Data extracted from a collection
--------------------

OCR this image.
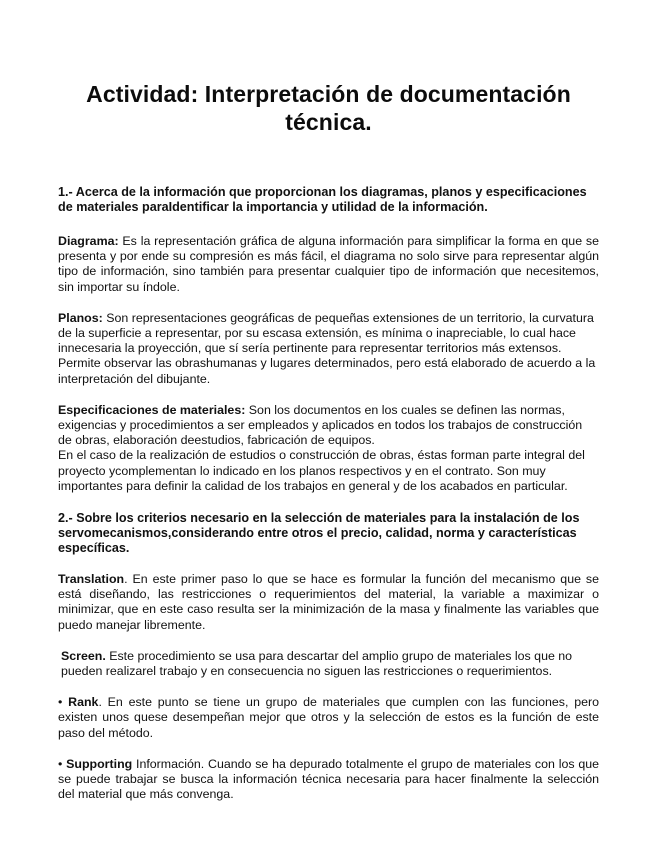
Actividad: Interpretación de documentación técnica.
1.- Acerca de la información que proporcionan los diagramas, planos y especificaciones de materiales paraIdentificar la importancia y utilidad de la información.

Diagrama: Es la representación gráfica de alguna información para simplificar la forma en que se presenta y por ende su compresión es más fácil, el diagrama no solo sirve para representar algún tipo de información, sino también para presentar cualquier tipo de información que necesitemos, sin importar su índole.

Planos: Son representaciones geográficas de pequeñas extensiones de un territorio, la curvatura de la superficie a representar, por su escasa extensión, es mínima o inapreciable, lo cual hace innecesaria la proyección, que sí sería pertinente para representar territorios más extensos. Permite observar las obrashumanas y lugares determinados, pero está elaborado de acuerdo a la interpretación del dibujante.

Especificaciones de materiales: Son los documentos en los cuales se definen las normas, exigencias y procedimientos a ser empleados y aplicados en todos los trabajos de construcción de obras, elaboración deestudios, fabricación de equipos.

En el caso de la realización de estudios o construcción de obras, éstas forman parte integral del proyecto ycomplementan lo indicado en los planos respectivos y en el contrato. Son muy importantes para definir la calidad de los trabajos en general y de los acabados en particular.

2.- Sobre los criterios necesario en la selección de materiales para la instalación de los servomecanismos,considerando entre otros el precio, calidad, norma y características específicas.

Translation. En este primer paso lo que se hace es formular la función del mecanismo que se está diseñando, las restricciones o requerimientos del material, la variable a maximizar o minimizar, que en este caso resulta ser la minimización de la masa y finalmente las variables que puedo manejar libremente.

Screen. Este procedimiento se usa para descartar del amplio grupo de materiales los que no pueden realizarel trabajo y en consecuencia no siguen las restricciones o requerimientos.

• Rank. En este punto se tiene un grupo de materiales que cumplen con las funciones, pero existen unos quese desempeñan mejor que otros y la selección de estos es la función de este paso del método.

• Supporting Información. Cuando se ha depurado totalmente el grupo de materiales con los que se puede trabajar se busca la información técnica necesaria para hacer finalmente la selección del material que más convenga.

--------------------

Report every line containing the word "requerimientos" from the listing above.

## Solution to this exercise:
Translation. En este primer paso lo que se hace es formular la función del mecanismo que se está diseñando, las restricciones o requerimientos del material, la variable a maximizar o minimizar, que en este caso resulta ser la minimización de la masa y finalmente las variables que puedo manejar libremente.
Screen. Este procedimiento se usa para descartar del amplio grupo de materiales los que no pueden realizarel trabajo y en consecuencia no siguen las restricciones o requerimientos.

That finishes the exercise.